• [STATED PROBLEM]
Repeat verbatim each line from the line with "What data was" to the end of the entries. Pictures do not belong in the copy.

───

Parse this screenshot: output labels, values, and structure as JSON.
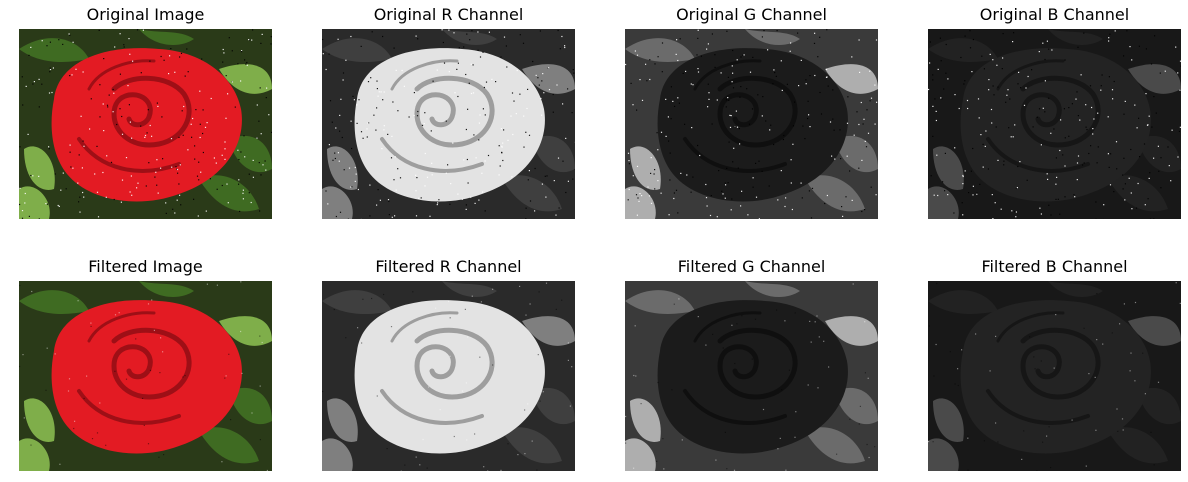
{
  "figure": {
    "panels": [
      {
        "title": "Original Image",
        "mode": "color",
        "filtered": false
      },
      {
        "title": "Original R Channel",
        "mode": "r",
        "filtered": false
      },
      {
        "title": "Original G Channel",
        "mode": "g",
        "filtered": false
      },
      {
        "title": "Original B Channel",
        "mode": "b",
        "filtered": false
      },
      {
        "title": "Filtered Image",
        "mode": "color",
        "filtered": true
      },
      {
        "title": "Filtered R Channel",
        "mode": "r",
        "filtered": true
      },
      {
        "title": "Filtered G Channel",
        "mode": "g",
        "filtered": true
      },
      {
        "title": "Filtered B Channel",
        "mode": "b",
        "filtered": true
      }
    ]
  },
  "colors": {
    "rose": "#e31b23",
    "rose_dark": "#9e0f16",
    "leaf": "#3f6b22",
    "leaf_light": "#7fae4a",
    "background_dark": "#2a3a18",
    "title_text": "#000000"
  }
}
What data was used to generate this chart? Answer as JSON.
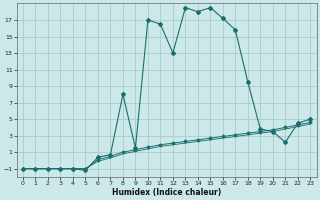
{
  "xlabel": "Humidex (Indice chaleur)",
  "bg_color": "#cce8e8",
  "grid_color": "#aacccc",
  "line_color": "#1a6e6e",
  "xlim": [
    -0.5,
    23.5
  ],
  "ylim": [
    -2.0,
    19.0
  ],
  "xticks": [
    0,
    1,
    2,
    3,
    4,
    5,
    6,
    7,
    8,
    9,
    10,
    11,
    12,
    13,
    14,
    15,
    16,
    17,
    18,
    19,
    20,
    21,
    22,
    23
  ],
  "yticks": [
    -1,
    1,
    3,
    5,
    7,
    9,
    11,
    13,
    15,
    17
  ],
  "series1_x": [
    0,
    1,
    2,
    3,
    4,
    5,
    6,
    7,
    8,
    9,
    10,
    11,
    12,
    13,
    14,
    15,
    16,
    17,
    18,
    19,
    20,
    21,
    22,
    23
  ],
  "series1_y": [
    -1,
    -1,
    -1,
    -1,
    -1,
    -1.2,
    0.4,
    0.7,
    8.0,
    1.5,
    17.0,
    16.5,
    13.0,
    18.5,
    18.0,
    18.5,
    17.2,
    15.8,
    9.5,
    3.8,
    3.5,
    2.2,
    4.5,
    5.0
  ],
  "series2_x": [
    0,
    1,
    2,
    3,
    4,
    5,
    6,
    7,
    8,
    9,
    10,
    11,
    12,
    13,
    14,
    15,
    16,
    17,
    18,
    19,
    20,
    21,
    22,
    23
  ],
  "series2_y": [
    -1,
    -1,
    -1,
    -1,
    -1,
    -1,
    0.1,
    0.5,
    1.0,
    1.3,
    1.6,
    1.9,
    2.1,
    2.3,
    2.5,
    2.7,
    2.9,
    3.1,
    3.3,
    3.5,
    3.7,
    4.0,
    4.3,
    4.6
  ],
  "series3_x": [
    0,
    1,
    2,
    3,
    4,
    5,
    6,
    7,
    8,
    9,
    10,
    11,
    12,
    13,
    14,
    15,
    16,
    17,
    18,
    19,
    20,
    21,
    22,
    23
  ],
  "series3_y": [
    -1,
    -1,
    -1,
    -1,
    -1,
    -1,
    -0.1,
    0.3,
    0.8,
    1.1,
    1.4,
    1.7,
    1.9,
    2.1,
    2.3,
    2.5,
    2.7,
    2.9,
    3.1,
    3.3,
    3.5,
    3.8,
    4.1,
    4.4
  ]
}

───

• [TASK RESULT]
What data was used to generate this chart? Answer as JSON.
{
  "xlabel": "Humidex (Indice chaleur)",
  "bg_color": "#cce8e8",
  "grid_color": "#aacccc",
  "line_color": "#1a6e6e",
  "xlim": [
    -0.5,
    23.5
  ],
  "ylim": [
    -2.0,
    19.0
  ],
  "xticks": [
    0,
    1,
    2,
    3,
    4,
    5,
    6,
    7,
    8,
    9,
    10,
    11,
    12,
    13,
    14,
    15,
    16,
    17,
    18,
    19,
    20,
    21,
    22,
    23
  ],
  "yticks": [
    -1,
    1,
    3,
    5,
    7,
    9,
    11,
    13,
    15,
    17
  ],
  "series1_x": [
    0,
    1,
    2,
    3,
    4,
    5,
    6,
    7,
    8,
    9,
    10,
    11,
    12,
    13,
    14,
    15,
    16,
    17,
    18,
    19,
    20,
    21,
    22,
    23
  ],
  "series1_y": [
    -1,
    -1,
    -1,
    -1,
    -1,
    -1.2,
    0.4,
    0.7,
    8.0,
    1.5,
    17.0,
    16.5,
    13.0,
    18.5,
    18.0,
    18.5,
    17.2,
    15.8,
    9.5,
    3.8,
    3.5,
    2.2,
    4.5,
    5.0
  ],
  "series2_x": [
    0,
    1,
    2,
    3,
    4,
    5,
    6,
    7,
    8,
    9,
    10,
    11,
    12,
    13,
    14,
    15,
    16,
    17,
    18,
    19,
    20,
    21,
    22,
    23
  ],
  "series2_y": [
    -1,
    -1,
    -1,
    -1,
    -1,
    -1,
    0.1,
    0.5,
    1.0,
    1.3,
    1.6,
    1.9,
    2.1,
    2.3,
    2.5,
    2.7,
    2.9,
    3.1,
    3.3,
    3.5,
    3.7,
    4.0,
    4.3,
    4.6
  ],
  "series3_x": [
    0,
    1,
    2,
    3,
    4,
    5,
    6,
    7,
    8,
    9,
    10,
    11,
    12,
    13,
    14,
    15,
    16,
    17,
    18,
    19,
    20,
    21,
    22,
    23
  ],
  "series3_y": [
    -1,
    -1,
    -1,
    -1,
    -1,
    -1,
    -0.1,
    0.3,
    0.8,
    1.1,
    1.4,
    1.7,
    1.9,
    2.1,
    2.3,
    2.5,
    2.7,
    2.9,
    3.1,
    3.3,
    3.5,
    3.8,
    4.1,
    4.4
  ]
}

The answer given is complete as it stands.